##### Dataset

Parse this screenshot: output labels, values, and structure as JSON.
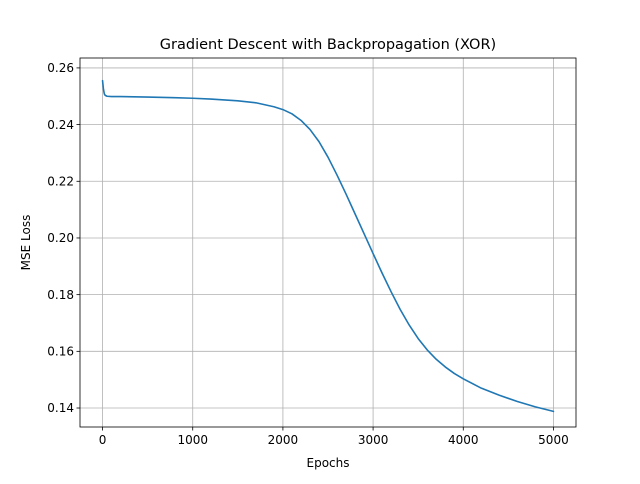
{
  "chart_data": {
    "type": "line",
    "title": "Gradient Descent with Backpropagation (XOR)",
    "xlabel": "Epochs",
    "ylabel": "MSE Loss",
    "xlim": [
      -250,
      5250
    ],
    "ylim": [
      0.1333,
      0.2635
    ],
    "grid": true,
    "line_color": "#1f77b4",
    "x_ticks": [
      0,
      1000,
      2000,
      3000,
      4000,
      5000
    ],
    "x_tick_labels": [
      "0",
      "1000",
      "2000",
      "3000",
      "4000",
      "5000"
    ],
    "y_ticks": [
      0.14,
      0.16,
      0.18,
      0.2,
      0.22,
      0.24,
      0.26
    ],
    "y_tick_labels": [
      "0.14",
      "0.16",
      "0.18",
      "0.20",
      "0.22",
      "0.24",
      "0.26"
    ],
    "series": [
      {
        "x": [
          0,
          10,
          20,
          30,
          50,
          100,
          200,
          500,
          800,
          1000,
          1200,
          1500,
          1700,
          1900,
          2000,
          2100,
          2200,
          2300,
          2400,
          2500,
          2600,
          2700,
          2800,
          2900,
          3000,
          3100,
          3200,
          3300,
          3400,
          3500,
          3600,
          3700,
          3800,
          3900,
          4000,
          4200,
          4400,
          4600,
          4800,
          5000
        ],
        "y": [
          0.2555,
          0.2525,
          0.2508,
          0.2503,
          0.25,
          0.2499,
          0.2499,
          0.2497,
          0.2495,
          0.2493,
          0.249,
          0.2484,
          0.2477,
          0.2463,
          0.2453,
          0.2438,
          0.2415,
          0.2383,
          0.234,
          0.2285,
          0.2222,
          0.2155,
          0.2085,
          0.2015,
          0.1945,
          0.1876,
          0.181,
          0.1748,
          0.1693,
          0.1645,
          0.1605,
          0.1572,
          0.1545,
          0.1522,
          0.1503,
          0.147,
          0.1445,
          0.1423,
          0.1404,
          0.1388
        ]
      }
    ]
  }
}
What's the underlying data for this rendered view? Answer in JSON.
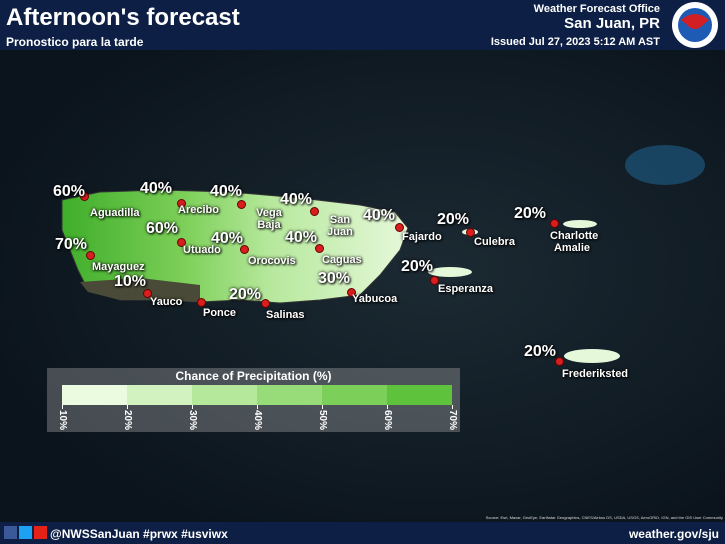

##########

• What you will do: Only lines holding the string "JSON" are wanted; gather each one from the entries above.

• Full answer:
Parse this screenshot: output labels, values, and structure as JSON.
What's the underlying data for this rendered view? Answer in JSON.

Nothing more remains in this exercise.